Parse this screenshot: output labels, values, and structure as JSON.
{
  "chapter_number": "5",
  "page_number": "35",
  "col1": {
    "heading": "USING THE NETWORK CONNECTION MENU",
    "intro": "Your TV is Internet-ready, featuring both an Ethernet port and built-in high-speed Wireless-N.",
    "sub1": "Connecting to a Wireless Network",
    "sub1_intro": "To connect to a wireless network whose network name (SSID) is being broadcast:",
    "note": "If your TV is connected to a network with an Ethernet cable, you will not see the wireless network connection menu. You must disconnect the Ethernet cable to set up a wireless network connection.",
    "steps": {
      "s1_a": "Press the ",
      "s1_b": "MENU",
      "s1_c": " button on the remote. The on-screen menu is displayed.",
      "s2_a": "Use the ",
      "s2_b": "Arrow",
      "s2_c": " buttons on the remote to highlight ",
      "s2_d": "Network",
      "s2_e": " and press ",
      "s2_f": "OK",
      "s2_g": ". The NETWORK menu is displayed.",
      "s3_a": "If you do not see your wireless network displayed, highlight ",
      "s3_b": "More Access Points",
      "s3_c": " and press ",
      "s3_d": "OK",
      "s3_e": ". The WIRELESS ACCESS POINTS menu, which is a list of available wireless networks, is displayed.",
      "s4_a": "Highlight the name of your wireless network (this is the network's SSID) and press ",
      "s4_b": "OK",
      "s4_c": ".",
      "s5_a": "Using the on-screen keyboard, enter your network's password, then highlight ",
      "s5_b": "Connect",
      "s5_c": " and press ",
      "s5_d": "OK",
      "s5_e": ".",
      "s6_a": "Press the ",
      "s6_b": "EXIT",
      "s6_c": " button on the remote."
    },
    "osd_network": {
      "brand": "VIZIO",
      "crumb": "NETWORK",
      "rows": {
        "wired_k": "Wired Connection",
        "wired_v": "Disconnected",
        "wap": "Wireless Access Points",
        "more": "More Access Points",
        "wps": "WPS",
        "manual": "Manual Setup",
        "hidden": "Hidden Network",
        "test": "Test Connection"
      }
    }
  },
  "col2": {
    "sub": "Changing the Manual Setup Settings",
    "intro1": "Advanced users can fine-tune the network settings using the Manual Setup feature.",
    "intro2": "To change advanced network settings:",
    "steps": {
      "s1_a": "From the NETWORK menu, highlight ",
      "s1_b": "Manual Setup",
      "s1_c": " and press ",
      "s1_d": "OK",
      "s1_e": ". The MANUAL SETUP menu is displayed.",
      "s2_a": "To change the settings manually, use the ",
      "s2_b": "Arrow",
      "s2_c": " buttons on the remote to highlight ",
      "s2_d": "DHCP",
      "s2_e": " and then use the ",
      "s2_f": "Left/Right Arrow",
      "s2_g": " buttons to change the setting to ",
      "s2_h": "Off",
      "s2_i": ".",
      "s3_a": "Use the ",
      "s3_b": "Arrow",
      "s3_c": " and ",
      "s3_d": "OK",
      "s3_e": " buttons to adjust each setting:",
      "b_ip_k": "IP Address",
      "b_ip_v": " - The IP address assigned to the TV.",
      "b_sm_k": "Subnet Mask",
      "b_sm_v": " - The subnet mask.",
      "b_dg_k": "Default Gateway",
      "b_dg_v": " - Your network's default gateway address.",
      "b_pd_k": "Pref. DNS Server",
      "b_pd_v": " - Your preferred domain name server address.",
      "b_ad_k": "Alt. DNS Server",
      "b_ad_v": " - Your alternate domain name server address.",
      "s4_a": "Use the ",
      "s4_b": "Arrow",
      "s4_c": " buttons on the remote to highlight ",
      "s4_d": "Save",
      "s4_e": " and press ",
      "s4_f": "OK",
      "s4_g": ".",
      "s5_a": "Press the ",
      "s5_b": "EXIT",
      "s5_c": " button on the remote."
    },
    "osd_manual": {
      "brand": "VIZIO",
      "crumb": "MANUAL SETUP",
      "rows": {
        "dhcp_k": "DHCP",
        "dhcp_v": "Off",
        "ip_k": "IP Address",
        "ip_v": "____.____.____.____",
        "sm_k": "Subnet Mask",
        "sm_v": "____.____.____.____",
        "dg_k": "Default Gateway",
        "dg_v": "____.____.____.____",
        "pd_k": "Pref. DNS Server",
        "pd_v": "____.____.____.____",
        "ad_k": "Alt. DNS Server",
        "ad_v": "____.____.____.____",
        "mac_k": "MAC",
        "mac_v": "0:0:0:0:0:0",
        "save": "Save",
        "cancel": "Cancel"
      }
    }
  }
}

:::::

Scan the records above for the string "this", then report every line that contains it.

THE OUTPUT:
Parse this screenshot: output labels, values, and structure as JSON.
      "s4_a": "Highlight the name of your wireless network (this is the network's SSID) and press ",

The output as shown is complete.